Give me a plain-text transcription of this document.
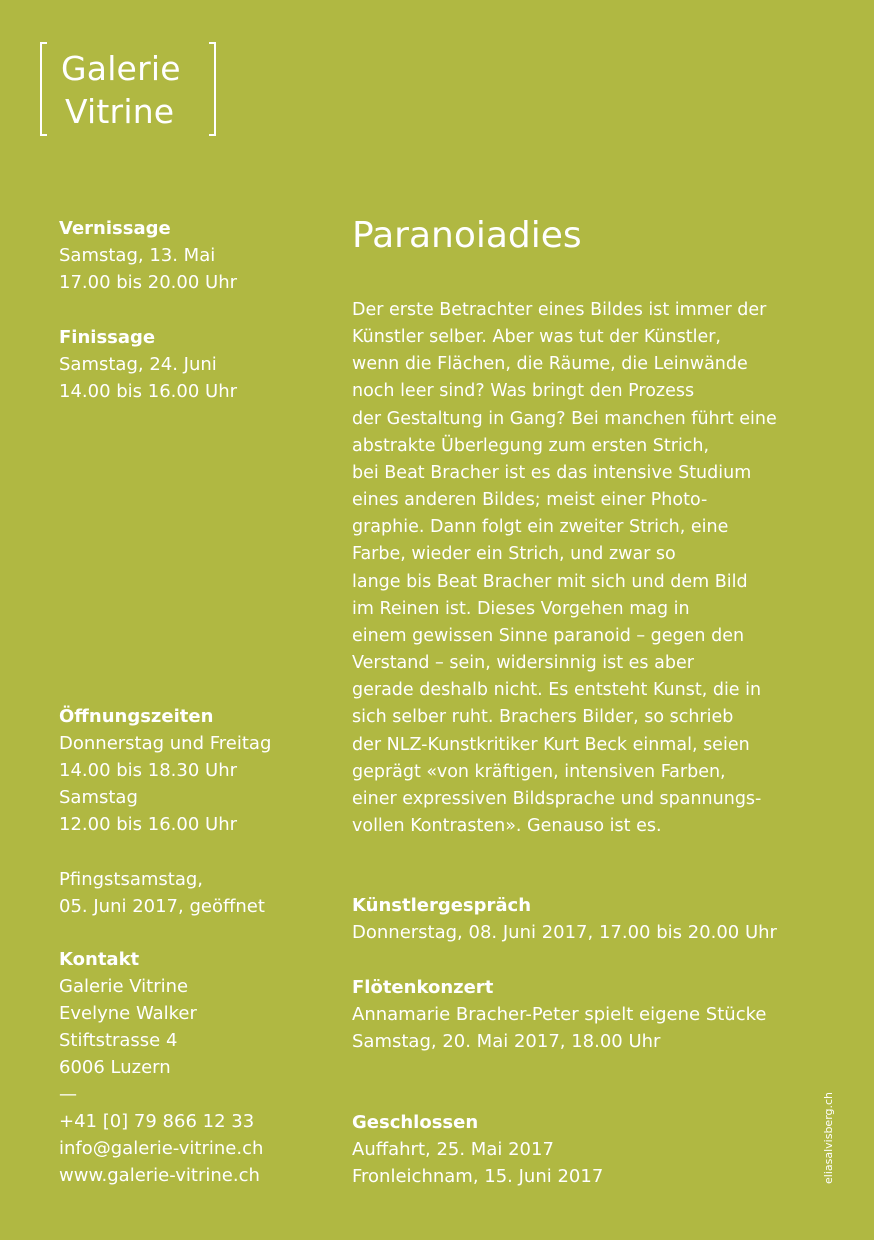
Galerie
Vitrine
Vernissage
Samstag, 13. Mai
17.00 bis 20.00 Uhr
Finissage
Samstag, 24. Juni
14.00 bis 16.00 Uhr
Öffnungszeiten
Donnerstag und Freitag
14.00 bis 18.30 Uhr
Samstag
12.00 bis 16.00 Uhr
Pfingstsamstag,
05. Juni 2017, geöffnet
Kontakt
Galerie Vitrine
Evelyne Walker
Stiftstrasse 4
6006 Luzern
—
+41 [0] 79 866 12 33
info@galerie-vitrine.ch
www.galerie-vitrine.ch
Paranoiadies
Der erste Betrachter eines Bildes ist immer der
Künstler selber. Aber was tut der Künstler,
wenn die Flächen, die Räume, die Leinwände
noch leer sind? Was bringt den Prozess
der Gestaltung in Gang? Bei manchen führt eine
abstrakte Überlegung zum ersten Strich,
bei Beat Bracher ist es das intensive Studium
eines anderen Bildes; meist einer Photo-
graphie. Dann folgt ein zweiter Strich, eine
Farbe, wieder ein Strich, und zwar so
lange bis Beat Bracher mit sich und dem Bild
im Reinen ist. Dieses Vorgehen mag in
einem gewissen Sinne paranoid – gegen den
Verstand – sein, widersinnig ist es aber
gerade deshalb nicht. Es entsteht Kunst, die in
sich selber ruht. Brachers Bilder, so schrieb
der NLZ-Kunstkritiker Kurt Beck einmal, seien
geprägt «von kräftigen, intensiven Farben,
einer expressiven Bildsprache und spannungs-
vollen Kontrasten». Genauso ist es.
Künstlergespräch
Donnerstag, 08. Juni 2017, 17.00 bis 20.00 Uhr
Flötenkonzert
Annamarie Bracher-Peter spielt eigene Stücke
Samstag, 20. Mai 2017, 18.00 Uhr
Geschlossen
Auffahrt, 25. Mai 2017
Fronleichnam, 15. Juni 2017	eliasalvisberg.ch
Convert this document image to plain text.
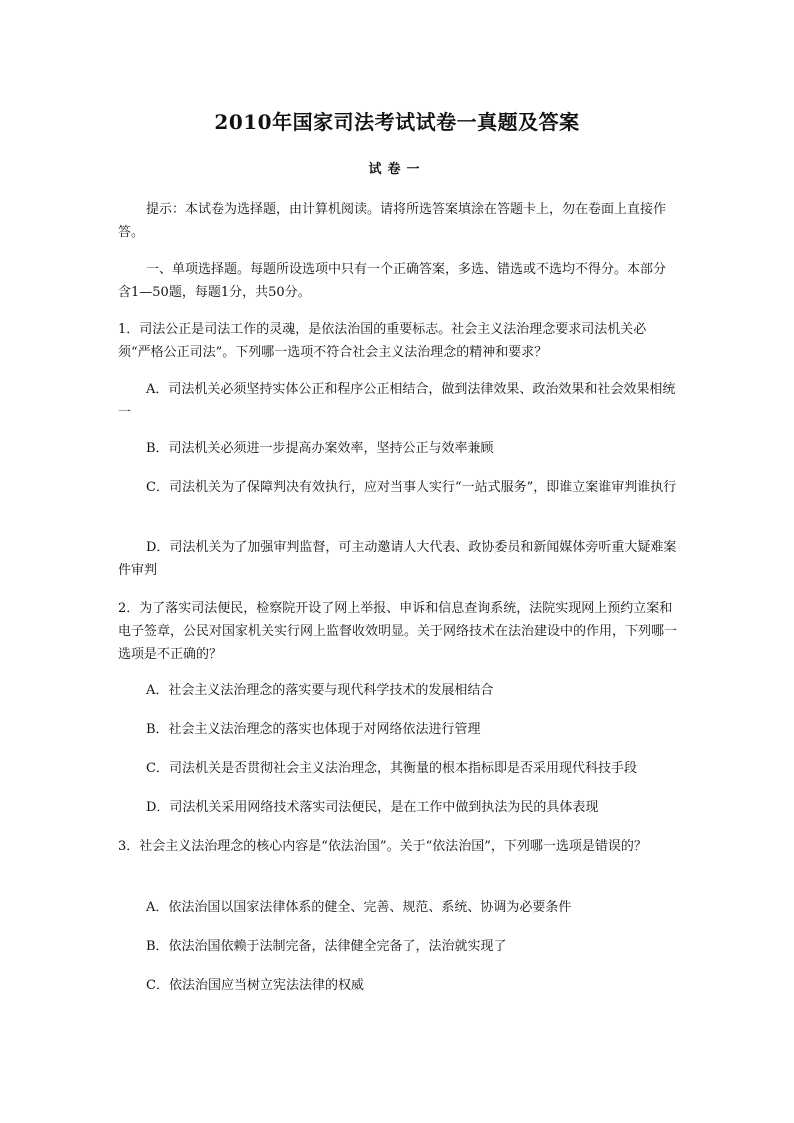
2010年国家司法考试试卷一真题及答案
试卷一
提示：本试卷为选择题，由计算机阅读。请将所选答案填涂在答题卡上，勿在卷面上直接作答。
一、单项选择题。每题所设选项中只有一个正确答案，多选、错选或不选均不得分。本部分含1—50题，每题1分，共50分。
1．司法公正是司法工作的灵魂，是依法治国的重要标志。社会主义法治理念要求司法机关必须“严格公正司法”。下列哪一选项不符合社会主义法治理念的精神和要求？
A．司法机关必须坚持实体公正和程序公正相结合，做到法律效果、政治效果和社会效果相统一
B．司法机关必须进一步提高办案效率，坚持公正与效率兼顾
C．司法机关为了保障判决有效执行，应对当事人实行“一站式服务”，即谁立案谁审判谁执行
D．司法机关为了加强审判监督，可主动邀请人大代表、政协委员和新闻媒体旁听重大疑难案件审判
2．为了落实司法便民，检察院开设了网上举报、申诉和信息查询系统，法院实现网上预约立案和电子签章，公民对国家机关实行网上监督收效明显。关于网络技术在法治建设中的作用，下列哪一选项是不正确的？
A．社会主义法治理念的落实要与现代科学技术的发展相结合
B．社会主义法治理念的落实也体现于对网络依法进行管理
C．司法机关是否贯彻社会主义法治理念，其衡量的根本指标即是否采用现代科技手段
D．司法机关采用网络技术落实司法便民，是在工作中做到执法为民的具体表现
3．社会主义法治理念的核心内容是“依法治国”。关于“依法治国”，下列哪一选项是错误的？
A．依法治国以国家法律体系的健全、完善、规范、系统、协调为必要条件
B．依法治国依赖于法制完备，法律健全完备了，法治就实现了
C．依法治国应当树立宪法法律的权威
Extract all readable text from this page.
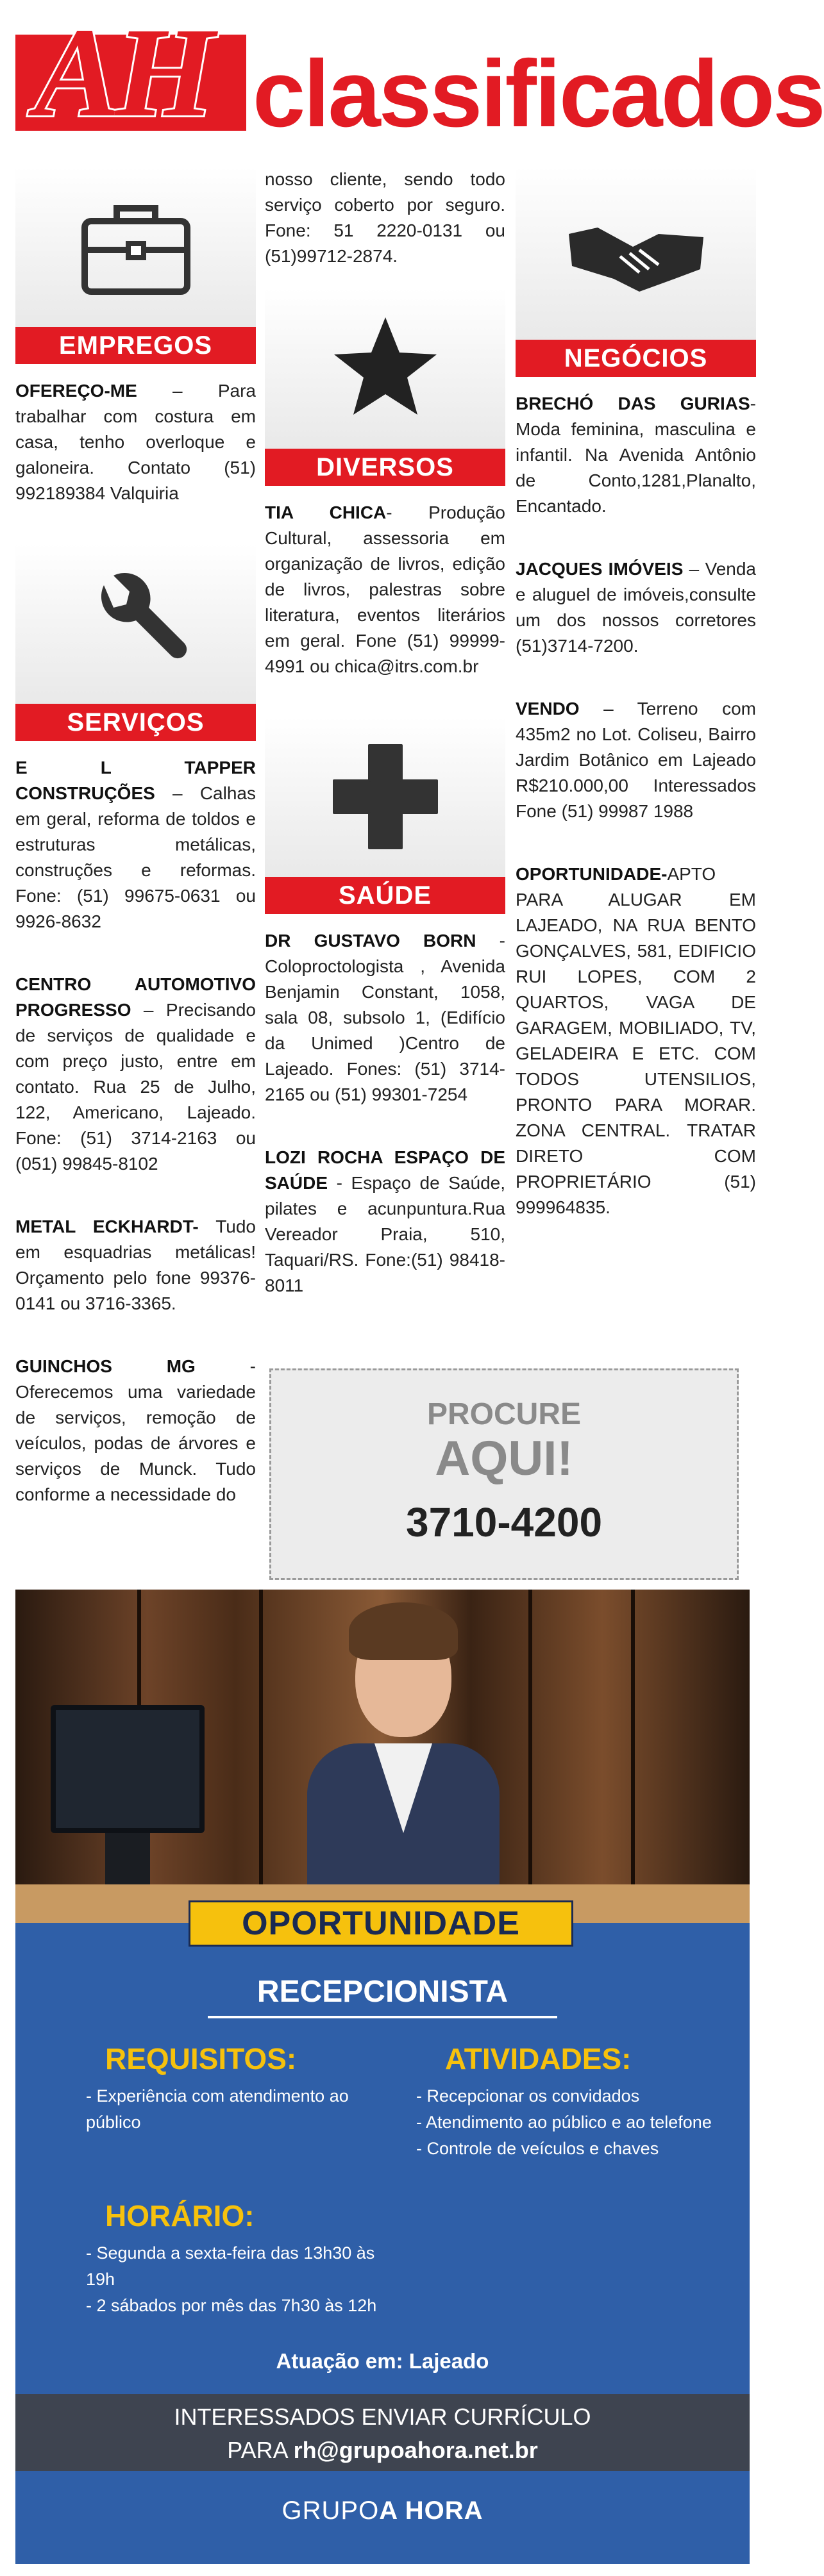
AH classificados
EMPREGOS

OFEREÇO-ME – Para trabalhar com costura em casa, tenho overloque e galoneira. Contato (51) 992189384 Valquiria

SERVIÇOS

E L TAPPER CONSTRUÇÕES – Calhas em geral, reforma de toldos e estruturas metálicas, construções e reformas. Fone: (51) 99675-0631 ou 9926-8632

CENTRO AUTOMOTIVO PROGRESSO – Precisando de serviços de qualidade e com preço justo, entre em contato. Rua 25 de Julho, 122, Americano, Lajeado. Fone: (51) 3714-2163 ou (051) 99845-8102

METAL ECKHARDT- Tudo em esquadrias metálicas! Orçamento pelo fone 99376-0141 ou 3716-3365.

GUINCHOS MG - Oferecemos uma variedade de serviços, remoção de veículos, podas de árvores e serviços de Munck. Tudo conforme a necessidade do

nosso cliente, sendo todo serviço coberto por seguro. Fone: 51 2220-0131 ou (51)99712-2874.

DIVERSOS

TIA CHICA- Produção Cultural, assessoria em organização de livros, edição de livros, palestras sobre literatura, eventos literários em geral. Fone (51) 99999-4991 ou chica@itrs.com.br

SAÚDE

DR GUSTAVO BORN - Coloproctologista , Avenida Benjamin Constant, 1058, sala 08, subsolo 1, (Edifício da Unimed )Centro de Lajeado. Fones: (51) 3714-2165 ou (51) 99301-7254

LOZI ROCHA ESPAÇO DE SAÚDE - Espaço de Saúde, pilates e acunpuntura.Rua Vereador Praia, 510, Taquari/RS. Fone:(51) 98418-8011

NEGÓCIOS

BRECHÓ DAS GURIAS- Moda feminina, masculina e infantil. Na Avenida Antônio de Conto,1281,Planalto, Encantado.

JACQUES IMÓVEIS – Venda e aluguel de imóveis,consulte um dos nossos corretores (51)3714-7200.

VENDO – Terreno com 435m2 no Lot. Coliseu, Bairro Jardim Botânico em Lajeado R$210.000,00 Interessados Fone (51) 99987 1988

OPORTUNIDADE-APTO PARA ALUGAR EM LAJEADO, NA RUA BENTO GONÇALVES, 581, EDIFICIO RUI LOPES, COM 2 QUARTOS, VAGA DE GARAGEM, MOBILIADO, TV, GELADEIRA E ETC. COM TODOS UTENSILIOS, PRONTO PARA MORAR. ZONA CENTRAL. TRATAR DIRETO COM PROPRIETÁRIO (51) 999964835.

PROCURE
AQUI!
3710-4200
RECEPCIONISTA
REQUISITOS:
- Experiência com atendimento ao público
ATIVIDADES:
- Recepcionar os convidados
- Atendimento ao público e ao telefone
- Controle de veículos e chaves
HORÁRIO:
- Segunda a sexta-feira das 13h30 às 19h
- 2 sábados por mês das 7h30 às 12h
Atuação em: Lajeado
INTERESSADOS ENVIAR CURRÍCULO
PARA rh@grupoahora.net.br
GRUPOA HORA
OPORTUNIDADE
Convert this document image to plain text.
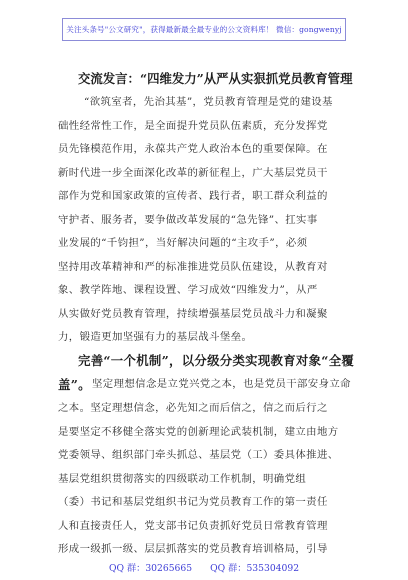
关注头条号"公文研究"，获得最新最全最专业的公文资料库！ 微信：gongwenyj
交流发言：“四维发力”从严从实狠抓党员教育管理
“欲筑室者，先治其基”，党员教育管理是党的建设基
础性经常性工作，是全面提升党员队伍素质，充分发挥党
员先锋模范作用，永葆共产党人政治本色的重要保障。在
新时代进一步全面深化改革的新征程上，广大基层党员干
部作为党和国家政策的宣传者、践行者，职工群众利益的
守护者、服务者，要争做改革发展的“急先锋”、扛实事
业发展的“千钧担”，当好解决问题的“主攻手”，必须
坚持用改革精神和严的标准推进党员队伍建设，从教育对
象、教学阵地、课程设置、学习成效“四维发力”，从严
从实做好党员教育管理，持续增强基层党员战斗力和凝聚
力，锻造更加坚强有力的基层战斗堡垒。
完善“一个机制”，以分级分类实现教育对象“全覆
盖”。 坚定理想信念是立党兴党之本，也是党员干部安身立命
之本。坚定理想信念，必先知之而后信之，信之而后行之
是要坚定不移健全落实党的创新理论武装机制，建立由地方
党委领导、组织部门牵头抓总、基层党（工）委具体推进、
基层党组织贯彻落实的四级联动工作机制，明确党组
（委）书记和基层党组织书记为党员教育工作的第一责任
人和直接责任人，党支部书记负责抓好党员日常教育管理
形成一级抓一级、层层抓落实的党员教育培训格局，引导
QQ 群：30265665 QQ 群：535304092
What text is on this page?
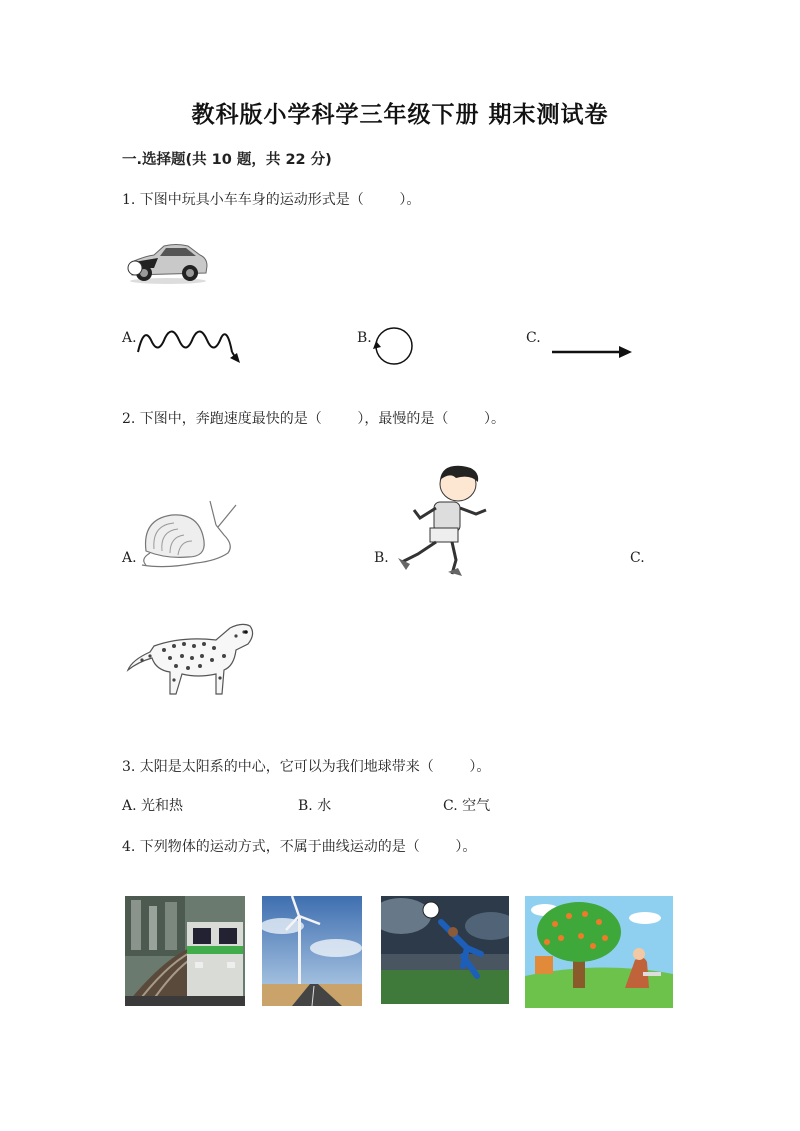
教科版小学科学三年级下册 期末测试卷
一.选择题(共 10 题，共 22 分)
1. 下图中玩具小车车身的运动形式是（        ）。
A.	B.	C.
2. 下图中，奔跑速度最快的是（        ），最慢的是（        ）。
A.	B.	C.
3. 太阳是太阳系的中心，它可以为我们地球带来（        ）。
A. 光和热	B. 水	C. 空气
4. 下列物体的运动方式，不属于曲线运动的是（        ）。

*Your objective:*
Find the word "veículos" in the data and show each line that holds it.

*Answer to this exercise:*
GUINCHOS MG - Oferecemos uma variedade de serviços, remoção de veículos, podas de árvores e serviços de Munck. Tudo conforme a necessidade do
- Controle de veículos e chaves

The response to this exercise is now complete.